Supplied passage =>
>>>
Thursday, November 16, 1899
Marlinton to Incorporate
Marlinton has of two evils chosen the less and decided to incorporate. It was either that or form a Vigilance Committee.
Main Street looked like a field of a battle one day last week strewn with the fallen in the fight. A canvass was made of the town, and every voter found at home to whom it was presented signed the paper with one exception.
The territory proposed to be embraced is the square mile owned by the Pocahontas Development Company for a town site on the east side of Greenbrier River and the land on the west side of the river on which seven or eight families live, which is known as West Marlinton.
SUDDEN DEATH
Miss Ann Moore, aged about 30 years, who made her home with Hanson Auldridge near Edray, died Sunday morning at 1 a.m. from bursting a blood vessel.
About 5 o’clock Saturday evening, she had occasion to climb a fence, and jumped to the ground on the other side. As she struck the ground, she felt an intense pain in the head which grew more and more severe until she died. She was conscious until about an hour before her death… The deceased was a daughter of the late Wm. D. Moore, on Elk, and was a half sister of Jacob S. Moore, the president of the Board of Education. The interment took place at the Sharp burying ground last Sunday, the service being conducted by the Rev. George P. Moore.
THE POTATO
The environment of the potato has more to do with its edible qualities than most people imagine. They are too apt to think that all potatoes are alike, and if they perceive any difference in the taste that it is due to the manner of cooking. But such is not the case. All the Marlinton people who buy potatoes will go out of their way to secure “Williams River potatoes.” These potatoes grow on the rich mountain lands at an elevation of from 3,000 to 4,000 feet in the country where the black spruce flourishes, and are superior in every way to potatoes grown on ordinary farmland.
Common everyday potatoes do not agree with our Williams River neighbors. One of them remarked to the writer: “It appears to me our potatoes ain’t as strong as those you get on the low grounds.” The Williams River potato has a better flavor, and when eaten does not lie so cold and heavy on the stomach. It is no hardship to live for months, as many of our people do near the pine woods, on bread, butter, milk and potatoes, and no meat except game.
Maybe when the excellence of the Williams River potato becomes generally known those portions of Pocahontas which are too high to produce corn and other ordinary crops, but which do grow potatoes to perfection, both as to quality and quantity, will have the great potato fields of the country.
APPLIED HISTORY
William T. Price
In reference to the ancestry of our people, it may be inferred that our citizenship is of a composite character, Germans, English, Irish, Scotch and French.
<<<
Work instructions =>
Answer from the 1899 newspaper page above:
1. Which company owns the square mile proposed for the Marlinton town site?
2. At which burying ground was Miss Ann Moore interred?
3. At what elevation do the Williams River potatoes grow?

Material =>
>>>
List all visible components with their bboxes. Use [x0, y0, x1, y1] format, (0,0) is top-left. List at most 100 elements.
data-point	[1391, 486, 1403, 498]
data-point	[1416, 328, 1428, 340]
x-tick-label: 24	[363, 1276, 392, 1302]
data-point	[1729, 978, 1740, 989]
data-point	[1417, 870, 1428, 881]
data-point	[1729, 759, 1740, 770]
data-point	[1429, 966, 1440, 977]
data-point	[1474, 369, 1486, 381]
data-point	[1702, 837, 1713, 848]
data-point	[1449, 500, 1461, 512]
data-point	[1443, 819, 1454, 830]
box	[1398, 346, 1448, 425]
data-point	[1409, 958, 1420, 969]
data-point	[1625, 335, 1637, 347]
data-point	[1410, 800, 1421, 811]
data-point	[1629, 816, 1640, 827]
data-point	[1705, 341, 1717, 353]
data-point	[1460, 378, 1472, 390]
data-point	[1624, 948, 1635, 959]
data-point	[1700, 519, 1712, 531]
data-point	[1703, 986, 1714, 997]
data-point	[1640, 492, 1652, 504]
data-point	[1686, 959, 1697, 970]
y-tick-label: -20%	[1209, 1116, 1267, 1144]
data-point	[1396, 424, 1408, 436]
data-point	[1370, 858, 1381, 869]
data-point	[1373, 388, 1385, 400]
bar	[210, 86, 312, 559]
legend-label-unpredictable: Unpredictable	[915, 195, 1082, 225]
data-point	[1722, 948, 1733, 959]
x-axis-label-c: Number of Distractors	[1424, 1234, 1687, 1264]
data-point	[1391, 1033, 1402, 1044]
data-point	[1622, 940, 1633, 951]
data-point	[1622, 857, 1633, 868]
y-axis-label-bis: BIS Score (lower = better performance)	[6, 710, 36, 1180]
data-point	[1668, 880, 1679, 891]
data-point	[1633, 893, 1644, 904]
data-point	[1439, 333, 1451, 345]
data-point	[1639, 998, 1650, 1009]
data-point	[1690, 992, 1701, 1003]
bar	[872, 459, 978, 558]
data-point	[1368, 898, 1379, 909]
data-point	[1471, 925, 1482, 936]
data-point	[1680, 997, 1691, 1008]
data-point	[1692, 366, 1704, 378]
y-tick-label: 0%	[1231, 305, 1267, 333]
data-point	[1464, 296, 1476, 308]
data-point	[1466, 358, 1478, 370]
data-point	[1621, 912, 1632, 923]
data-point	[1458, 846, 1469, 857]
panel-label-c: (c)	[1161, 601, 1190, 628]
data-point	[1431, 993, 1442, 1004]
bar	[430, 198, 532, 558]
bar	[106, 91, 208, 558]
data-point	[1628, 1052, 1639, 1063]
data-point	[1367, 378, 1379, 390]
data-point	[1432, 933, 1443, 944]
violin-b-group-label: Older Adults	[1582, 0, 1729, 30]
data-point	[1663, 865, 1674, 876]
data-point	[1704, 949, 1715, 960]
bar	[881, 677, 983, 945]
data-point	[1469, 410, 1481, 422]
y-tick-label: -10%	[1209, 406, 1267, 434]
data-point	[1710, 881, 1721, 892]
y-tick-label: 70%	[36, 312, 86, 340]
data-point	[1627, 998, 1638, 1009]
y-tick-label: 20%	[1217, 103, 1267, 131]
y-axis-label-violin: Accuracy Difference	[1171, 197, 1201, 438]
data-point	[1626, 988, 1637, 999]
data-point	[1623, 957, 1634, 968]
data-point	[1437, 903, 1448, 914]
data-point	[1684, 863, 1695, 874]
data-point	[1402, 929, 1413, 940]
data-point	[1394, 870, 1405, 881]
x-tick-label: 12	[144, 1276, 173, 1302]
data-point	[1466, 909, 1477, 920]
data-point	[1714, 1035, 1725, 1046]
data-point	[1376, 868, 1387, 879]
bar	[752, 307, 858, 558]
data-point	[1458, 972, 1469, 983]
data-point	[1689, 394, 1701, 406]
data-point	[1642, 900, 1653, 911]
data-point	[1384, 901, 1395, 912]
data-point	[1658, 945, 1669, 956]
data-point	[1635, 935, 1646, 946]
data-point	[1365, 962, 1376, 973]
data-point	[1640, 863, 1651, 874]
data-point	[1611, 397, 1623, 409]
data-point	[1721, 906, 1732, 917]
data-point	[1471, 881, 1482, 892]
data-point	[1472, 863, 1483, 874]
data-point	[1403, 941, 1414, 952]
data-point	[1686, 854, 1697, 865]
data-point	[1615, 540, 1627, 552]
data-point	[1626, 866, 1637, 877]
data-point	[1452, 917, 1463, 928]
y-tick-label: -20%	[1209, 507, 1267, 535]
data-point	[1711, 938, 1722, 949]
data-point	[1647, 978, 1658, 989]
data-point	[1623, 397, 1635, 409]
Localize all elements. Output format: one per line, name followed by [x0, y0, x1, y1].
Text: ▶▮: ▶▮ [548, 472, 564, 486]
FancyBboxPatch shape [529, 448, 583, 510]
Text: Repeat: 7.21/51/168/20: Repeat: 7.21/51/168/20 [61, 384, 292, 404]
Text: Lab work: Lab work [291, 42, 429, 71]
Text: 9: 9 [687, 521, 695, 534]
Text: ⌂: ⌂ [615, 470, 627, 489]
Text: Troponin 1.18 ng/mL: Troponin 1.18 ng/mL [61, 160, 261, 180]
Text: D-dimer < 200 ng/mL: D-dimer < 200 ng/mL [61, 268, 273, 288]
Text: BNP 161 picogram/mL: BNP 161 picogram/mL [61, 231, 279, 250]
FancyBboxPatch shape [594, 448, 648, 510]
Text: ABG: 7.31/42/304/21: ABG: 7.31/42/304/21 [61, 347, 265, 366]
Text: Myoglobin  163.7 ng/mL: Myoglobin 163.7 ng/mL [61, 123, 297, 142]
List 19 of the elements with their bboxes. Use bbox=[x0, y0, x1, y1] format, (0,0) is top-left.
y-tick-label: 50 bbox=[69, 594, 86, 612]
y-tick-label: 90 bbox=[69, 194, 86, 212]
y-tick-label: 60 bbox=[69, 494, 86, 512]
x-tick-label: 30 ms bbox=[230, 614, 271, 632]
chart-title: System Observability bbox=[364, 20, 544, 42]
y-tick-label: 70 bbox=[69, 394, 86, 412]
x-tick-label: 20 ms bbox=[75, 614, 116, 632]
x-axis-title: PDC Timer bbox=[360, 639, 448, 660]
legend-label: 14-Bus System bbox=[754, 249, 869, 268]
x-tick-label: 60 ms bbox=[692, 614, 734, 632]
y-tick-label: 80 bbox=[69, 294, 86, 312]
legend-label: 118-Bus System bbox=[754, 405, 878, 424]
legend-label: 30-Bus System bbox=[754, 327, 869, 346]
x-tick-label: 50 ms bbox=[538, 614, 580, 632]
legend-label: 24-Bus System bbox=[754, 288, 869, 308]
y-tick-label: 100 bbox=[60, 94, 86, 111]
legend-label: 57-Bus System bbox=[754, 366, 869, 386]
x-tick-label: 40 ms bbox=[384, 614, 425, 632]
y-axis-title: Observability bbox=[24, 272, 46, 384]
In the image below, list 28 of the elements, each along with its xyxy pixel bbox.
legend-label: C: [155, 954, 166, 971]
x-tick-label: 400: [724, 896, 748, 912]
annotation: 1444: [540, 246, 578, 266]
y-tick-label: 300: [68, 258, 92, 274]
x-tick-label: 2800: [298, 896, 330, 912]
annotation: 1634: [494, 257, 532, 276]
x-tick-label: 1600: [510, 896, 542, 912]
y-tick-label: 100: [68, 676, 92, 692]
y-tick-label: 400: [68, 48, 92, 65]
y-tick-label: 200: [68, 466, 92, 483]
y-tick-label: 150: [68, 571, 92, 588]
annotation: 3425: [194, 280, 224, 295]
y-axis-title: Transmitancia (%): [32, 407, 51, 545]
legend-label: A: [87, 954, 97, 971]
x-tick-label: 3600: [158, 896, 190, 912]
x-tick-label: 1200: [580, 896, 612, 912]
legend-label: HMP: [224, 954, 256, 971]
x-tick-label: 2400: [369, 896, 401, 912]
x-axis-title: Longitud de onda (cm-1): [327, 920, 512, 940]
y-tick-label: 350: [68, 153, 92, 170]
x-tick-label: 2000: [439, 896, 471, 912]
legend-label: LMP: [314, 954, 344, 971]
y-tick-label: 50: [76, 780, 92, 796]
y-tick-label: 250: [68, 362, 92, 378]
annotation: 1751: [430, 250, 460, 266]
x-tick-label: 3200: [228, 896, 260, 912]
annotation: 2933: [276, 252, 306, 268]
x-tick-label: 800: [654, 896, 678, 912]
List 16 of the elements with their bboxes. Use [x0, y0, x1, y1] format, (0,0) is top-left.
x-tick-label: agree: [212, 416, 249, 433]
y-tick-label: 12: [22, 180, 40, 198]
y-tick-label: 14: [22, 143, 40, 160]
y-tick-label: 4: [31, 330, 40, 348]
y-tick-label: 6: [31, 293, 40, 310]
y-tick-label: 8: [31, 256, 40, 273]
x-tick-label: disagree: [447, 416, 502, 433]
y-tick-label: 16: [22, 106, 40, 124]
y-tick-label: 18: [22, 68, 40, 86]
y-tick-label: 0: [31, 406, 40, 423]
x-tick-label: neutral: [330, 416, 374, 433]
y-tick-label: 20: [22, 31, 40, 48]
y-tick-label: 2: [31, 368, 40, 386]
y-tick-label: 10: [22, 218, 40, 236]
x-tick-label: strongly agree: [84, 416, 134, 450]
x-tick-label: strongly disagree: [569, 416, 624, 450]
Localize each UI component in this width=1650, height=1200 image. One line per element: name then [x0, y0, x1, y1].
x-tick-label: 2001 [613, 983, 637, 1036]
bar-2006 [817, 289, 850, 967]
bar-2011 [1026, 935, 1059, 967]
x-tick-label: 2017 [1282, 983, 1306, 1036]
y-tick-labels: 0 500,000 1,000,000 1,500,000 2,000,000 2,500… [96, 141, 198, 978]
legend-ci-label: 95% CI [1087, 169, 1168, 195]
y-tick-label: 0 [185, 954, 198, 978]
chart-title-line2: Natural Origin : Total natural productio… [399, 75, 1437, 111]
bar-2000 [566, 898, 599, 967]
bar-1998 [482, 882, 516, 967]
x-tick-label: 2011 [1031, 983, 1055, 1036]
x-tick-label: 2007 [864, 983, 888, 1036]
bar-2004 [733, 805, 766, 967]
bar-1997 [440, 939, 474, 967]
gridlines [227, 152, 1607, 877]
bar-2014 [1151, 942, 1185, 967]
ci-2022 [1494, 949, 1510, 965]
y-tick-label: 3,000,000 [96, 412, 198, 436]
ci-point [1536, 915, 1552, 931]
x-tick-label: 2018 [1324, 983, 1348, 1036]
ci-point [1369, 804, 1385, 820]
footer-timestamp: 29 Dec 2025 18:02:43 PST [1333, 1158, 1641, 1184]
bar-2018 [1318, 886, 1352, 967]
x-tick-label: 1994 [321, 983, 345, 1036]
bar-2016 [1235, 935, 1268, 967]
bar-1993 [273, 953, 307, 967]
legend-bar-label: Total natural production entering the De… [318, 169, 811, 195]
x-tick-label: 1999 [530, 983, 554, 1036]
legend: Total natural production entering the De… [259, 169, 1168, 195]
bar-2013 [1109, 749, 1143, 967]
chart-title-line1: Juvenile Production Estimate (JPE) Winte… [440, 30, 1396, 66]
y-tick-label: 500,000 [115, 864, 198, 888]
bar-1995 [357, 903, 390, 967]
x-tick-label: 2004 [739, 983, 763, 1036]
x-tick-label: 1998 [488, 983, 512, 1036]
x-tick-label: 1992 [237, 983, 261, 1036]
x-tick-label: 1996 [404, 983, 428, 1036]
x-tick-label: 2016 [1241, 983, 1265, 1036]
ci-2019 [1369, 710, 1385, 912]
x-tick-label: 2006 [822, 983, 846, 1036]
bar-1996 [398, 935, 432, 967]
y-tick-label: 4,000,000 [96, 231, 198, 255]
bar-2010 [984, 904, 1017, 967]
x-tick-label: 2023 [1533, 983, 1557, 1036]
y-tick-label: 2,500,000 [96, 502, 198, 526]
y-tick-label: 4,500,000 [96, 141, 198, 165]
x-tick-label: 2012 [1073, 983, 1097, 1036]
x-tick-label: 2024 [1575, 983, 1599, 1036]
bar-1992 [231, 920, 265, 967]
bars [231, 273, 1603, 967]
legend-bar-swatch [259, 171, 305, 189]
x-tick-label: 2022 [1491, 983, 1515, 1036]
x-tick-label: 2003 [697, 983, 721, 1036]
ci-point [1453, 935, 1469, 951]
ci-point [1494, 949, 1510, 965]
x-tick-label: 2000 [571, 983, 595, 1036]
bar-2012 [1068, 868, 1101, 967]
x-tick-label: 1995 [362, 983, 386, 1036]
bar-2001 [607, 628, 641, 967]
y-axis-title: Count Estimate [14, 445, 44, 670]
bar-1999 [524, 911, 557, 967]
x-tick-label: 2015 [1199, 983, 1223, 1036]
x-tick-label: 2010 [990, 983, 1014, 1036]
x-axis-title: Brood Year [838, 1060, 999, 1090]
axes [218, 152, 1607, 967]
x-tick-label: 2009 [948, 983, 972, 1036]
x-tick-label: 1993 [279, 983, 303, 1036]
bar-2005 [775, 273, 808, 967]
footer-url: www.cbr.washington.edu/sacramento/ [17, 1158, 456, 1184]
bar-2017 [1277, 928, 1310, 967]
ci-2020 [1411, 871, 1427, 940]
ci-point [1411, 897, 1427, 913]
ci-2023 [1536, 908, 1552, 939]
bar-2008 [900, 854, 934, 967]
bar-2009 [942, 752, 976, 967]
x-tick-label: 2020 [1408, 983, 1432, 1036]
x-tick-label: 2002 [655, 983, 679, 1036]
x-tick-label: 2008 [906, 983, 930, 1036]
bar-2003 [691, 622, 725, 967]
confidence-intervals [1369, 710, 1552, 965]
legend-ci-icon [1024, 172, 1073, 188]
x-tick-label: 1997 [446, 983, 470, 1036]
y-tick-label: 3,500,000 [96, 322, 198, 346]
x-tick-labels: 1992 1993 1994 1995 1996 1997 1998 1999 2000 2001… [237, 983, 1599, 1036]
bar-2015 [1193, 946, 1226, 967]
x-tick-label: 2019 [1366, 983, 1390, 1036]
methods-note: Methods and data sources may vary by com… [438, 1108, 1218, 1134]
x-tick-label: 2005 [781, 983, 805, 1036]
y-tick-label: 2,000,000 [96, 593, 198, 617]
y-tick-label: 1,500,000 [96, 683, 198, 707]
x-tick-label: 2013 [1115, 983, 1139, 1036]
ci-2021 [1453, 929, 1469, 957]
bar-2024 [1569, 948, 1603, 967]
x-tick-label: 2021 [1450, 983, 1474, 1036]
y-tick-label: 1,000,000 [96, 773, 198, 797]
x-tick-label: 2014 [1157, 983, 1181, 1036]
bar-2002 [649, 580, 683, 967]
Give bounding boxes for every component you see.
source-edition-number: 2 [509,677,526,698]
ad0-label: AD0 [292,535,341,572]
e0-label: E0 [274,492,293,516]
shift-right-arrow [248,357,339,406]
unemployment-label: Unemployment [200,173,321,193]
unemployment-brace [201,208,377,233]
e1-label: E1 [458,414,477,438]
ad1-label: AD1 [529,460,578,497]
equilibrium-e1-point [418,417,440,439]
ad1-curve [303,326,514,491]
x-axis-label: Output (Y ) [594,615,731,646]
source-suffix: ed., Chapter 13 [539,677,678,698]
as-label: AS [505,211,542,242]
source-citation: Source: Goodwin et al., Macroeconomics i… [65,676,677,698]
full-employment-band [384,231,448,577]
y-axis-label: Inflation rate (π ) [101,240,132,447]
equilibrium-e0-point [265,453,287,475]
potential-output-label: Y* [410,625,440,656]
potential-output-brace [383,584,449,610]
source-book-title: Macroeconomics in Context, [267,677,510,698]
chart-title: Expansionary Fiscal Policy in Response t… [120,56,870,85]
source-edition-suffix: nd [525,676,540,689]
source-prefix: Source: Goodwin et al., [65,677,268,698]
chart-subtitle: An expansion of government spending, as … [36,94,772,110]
<<<
Exercise result =>
1. The Pocahontas Development Company
2. The Sharp burying ground
3. From 3,000 to 4,000 feet